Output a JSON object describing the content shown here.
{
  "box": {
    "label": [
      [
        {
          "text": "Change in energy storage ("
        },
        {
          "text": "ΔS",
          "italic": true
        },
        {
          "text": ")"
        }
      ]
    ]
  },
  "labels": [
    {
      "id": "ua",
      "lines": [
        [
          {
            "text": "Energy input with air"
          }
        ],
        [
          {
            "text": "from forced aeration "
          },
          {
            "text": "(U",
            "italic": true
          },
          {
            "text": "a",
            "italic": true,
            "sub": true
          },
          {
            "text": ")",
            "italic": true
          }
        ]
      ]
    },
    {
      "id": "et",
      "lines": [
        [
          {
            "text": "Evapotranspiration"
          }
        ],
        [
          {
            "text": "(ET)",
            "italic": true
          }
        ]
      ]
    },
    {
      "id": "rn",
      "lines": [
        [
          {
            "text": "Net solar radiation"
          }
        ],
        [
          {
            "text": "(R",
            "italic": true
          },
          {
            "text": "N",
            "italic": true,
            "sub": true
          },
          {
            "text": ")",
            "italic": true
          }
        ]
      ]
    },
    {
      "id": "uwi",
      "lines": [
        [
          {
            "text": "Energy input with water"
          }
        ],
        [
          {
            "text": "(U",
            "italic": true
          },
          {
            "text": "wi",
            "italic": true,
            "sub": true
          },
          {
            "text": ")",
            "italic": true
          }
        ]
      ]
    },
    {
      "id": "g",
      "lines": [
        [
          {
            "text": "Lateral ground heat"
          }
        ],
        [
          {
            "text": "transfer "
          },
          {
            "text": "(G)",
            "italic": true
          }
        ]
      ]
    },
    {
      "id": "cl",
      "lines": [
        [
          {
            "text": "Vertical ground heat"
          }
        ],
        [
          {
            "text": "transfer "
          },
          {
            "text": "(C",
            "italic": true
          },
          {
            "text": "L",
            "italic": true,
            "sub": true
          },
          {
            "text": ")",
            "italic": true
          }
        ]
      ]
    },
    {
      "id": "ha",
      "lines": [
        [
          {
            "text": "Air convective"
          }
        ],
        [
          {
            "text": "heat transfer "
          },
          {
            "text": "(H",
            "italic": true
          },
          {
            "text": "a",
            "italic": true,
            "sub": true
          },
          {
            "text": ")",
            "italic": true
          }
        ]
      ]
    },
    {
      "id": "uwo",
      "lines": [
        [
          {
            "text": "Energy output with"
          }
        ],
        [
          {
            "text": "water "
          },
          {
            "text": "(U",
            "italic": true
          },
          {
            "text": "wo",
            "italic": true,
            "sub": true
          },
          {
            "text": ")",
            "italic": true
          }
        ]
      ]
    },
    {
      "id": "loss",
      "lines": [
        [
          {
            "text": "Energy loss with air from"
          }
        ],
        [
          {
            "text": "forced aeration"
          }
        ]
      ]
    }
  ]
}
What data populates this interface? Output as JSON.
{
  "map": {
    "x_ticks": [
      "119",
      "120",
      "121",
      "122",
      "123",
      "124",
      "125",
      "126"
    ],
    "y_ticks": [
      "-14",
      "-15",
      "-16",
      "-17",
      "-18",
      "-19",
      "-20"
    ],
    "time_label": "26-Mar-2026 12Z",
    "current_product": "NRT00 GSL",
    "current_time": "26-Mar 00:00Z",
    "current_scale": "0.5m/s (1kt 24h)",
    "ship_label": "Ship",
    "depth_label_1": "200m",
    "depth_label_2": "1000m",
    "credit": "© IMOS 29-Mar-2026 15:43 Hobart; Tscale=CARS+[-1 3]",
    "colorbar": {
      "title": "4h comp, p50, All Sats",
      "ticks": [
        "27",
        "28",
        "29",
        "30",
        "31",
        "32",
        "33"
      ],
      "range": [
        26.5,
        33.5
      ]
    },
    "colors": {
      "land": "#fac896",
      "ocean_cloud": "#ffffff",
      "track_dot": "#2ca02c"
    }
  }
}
________________
*Stated problem*. Take the entries and copy them out exactly.

*Solution to the exercise*.
Output a JSON object describing the content shown here.
{
  "box": {
    "label": [
      [
        {
          "text": "Change in energy storage ("
        },
        {
          "text": "ΔS",
          "italic": true
        },
        {
          "text": ")"
        }
      ]
    ]
  },
  "labels": [
    {
      "id": "ua",
      "lines": [
        [
          {
            "text": "Energy input with air"
          }
        ],
        [
          {
            "text": "from forced aeration "
          },
          {
            "text": "(U",
            "italic": true
          },
          {
            "text": "a",
            "italic": true,
            "sub": true
          },
          {
            "text": ")",
            "italic": true
          }
        ]
      ]
    },
    {
      "id": "et",
      "lines": [
        [
          {
            "text": "Evapotranspiration"
          }
        ],
        [
          {
            "text": "(ET)",
            "italic": true
          }
        ]
      ]
    },
    {
      "id": "rn",
      "lines": [
        [
          {
            "text": "Net solar radiation"
          }
        ],
        [
          {
            "text": "(R",
            "italic": true
          },
          {
            "text": "N",
            "italic": true,
            "sub": true
          },
          {
            "text": ")",
            "italic": true
          }
        ]
      ]
    },
    {
      "id": "uwi",
      "lines": [
        [
          {
            "text": "Energy input with water"
          }
        ],
        [
          {
            "text": "(U",
            "italic": true
          },
          {
            "text": "wi",
            "italic": true,
            "sub": true
          },
          {
            "text": ")",
            "italic": true
          }
        ]
      ]
    },
    {
      "id": "g",
      "lines": [
        [
          {
            "text": "Lateral ground heat"
          }
        ],
        [
          {
            "text": "transfer "
          },
          {
            "text": "(G)",
            "italic": true
          }
        ]
      ]
    },
    {
      "id": "cl",
      "lines": [
        [
          {
            "text": "Vertical ground heat"
          }
        ],
        [
          {
            "text": "transfer "
          },
          {
            "text": "(C",
            "italic": true
          },
          {
            "text": "L",
            "italic": true,
            "sub": true
          },
          {
            "text": ")",
            "italic": true
          }
        ]
      ]
    },
    {
      "id": "ha",
      "lines": [
        [
          {
            "text": "Air convective"
          }
        ],
        [
          {
            "text": "heat transfer "
          },
          {
            "text": "(H",
            "italic": true
          },
          {
            "text": "a",
            "italic": true,
            "sub": true
          },
          {
            "text": ")",
            "italic": true
          }
        ]
      ]
    },
    {
      "id": "uwo",
      "lines": [
        [
          {
            "text": "Energy output with"
          }
        ],
        [
          {
            "text": "water "
          },
          {
            "text": "(U",
            "italic": true
          },
          {
            "text": "wo",
            "italic": true,
            "sub": true
          },
          {
            "text": ")",
            "italic": true
          }
        ]
      ]
    },
    {
      "id": "loss",
      "lines": [
        [
          {
            "text": "Energy loss with air from"
          }
        ],
        [
          {
            "text": "forced aeration"
          }
        ]
      ]
    }
  ]
}
What data populates this interface? Output as JSON.
{
  "map": {
    "x_ticks": [
      "119",
      "120",
      "121",
      "122",
      "123",
      "124",
      "125",
      "126"
    ],
    "y_ticks": [
      "-14",
      "-15",
      "-16",
      "-17",
      "-18",
      "-19",
      "-20"
    ],
    "time_label": "26-Mar-2026 12Z",
    "current_product": "NRT00 GSL",
    "current_time": "26-Mar 00:00Z",
    "current_scale": "0.5m/s (1kt 24h)",
    "ship_label": "Ship",
    "depth_label_1": "200m",
    "depth_label_2": "1000m",
    "credit": "© IMOS 29-Mar-2026 15:43 Hobart; Tscale=CARS+[-1 3]",
    "colorbar": {
      "title": "4h comp, p50, All Sats",
      "ticks": [
        "27",
        "28",
        "29",
        "30",
        "31",
        "32",
        "33"
      ],
      "range": [
        26.5,
        33.5
      ]
    },
    "colors": {
      "land": "#fac896",
      "ocean_cloud": "#ffffff",
      "track_dot": "#2ca02c"
    }
  }
}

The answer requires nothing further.